WORK REQUIRED: Find the number of lines below in which the word "columns" appears, and write that number only.

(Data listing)
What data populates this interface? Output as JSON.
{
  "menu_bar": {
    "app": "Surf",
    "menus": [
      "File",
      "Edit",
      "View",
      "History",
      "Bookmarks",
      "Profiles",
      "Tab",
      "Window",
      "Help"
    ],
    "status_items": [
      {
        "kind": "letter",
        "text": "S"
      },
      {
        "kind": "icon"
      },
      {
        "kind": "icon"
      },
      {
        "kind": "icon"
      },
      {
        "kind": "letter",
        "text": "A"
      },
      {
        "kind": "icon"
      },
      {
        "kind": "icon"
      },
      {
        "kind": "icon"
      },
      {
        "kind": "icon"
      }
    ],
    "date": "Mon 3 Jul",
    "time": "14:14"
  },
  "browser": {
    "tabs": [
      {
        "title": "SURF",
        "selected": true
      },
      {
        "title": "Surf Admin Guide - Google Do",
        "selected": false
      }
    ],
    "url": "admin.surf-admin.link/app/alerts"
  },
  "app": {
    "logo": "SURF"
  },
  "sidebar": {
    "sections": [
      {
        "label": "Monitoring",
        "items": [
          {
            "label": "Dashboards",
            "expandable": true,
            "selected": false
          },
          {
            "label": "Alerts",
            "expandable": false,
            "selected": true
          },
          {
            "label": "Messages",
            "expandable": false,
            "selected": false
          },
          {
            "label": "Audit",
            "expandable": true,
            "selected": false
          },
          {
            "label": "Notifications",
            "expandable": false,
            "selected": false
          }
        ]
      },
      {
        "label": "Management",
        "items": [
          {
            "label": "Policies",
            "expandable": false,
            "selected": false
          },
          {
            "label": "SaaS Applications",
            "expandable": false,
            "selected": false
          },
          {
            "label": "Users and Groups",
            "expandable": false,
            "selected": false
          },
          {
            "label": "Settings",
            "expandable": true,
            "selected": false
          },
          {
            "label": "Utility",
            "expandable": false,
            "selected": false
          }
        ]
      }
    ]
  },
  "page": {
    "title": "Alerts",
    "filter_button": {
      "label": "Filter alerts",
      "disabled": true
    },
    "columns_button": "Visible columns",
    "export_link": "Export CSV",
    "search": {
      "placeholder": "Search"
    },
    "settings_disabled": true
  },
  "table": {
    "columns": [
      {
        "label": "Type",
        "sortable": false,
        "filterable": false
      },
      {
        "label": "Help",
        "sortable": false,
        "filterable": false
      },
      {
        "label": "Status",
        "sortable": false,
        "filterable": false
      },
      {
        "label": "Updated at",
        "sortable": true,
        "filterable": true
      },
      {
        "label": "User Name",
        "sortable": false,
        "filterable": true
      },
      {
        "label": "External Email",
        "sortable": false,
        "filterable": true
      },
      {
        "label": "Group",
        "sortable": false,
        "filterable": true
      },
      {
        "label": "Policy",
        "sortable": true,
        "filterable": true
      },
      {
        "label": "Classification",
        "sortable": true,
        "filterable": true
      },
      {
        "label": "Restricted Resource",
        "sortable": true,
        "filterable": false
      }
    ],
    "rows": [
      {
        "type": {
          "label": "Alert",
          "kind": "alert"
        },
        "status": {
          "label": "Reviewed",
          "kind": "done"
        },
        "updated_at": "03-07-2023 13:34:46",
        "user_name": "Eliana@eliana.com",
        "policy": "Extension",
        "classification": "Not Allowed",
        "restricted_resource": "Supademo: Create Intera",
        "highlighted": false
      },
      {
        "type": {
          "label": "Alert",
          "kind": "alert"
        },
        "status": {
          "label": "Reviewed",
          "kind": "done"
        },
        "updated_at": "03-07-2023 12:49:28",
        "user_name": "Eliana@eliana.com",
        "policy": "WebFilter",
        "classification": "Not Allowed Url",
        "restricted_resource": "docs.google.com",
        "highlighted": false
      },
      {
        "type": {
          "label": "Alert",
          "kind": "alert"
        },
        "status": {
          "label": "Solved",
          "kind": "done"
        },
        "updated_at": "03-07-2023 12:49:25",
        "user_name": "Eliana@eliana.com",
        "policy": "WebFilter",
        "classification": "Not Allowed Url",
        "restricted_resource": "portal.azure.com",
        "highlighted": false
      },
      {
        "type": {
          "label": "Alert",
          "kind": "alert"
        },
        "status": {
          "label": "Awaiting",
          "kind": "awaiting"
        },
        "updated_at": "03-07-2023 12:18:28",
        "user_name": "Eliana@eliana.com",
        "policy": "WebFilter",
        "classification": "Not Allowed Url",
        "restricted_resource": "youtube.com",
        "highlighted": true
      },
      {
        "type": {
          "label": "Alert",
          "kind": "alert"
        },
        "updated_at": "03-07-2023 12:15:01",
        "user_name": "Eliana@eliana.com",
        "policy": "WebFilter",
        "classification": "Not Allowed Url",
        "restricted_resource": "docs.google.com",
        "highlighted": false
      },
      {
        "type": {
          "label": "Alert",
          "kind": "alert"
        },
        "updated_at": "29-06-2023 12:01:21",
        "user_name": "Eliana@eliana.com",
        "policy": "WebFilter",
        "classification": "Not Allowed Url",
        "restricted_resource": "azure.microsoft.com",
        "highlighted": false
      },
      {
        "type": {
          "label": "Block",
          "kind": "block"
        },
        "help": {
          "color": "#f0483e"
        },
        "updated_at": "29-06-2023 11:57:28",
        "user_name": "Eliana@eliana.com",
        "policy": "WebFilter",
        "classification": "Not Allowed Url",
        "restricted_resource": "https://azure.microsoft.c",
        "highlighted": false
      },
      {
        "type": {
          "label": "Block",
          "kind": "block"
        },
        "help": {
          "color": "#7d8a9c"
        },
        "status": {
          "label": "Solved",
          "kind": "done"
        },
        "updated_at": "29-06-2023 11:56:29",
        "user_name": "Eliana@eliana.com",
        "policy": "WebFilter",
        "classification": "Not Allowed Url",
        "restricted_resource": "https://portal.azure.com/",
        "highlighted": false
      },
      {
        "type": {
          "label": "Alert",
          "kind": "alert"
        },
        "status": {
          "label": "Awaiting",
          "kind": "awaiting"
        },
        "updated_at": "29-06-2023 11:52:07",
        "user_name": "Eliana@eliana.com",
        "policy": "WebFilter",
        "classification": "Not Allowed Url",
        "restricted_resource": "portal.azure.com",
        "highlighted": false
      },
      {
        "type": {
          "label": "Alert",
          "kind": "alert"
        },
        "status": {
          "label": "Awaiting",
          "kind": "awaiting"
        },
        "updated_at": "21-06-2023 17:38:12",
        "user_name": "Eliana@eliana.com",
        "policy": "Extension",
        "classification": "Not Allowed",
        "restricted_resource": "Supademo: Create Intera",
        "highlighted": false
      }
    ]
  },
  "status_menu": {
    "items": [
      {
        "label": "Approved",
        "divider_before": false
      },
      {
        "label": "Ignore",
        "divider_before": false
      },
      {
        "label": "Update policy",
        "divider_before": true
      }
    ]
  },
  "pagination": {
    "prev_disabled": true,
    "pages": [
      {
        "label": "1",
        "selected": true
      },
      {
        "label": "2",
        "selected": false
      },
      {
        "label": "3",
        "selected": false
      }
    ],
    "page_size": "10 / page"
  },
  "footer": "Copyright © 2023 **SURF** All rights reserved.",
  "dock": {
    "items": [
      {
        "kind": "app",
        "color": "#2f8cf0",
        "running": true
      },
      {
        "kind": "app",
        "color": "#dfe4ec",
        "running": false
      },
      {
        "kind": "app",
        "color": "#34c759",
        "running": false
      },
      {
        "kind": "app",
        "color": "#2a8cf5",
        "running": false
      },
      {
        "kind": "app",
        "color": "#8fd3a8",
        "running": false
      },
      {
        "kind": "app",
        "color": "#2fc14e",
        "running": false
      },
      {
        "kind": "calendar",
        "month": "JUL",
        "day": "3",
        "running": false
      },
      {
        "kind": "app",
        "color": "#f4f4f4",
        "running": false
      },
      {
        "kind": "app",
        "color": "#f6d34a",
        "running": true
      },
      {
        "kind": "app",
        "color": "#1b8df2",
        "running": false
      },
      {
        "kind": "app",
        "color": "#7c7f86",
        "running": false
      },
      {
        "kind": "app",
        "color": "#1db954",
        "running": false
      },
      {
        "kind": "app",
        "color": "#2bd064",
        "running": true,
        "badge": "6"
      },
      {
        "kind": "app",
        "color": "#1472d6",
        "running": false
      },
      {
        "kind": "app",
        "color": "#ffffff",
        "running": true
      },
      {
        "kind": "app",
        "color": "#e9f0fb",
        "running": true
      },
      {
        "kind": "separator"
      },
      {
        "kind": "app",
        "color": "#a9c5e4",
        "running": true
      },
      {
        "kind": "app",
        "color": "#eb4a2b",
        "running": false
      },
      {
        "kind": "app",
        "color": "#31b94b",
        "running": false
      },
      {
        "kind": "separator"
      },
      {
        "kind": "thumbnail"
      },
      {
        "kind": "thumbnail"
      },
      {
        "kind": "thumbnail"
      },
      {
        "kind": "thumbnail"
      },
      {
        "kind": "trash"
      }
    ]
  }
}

OUTPUT FOR THIS EXERCISE: 2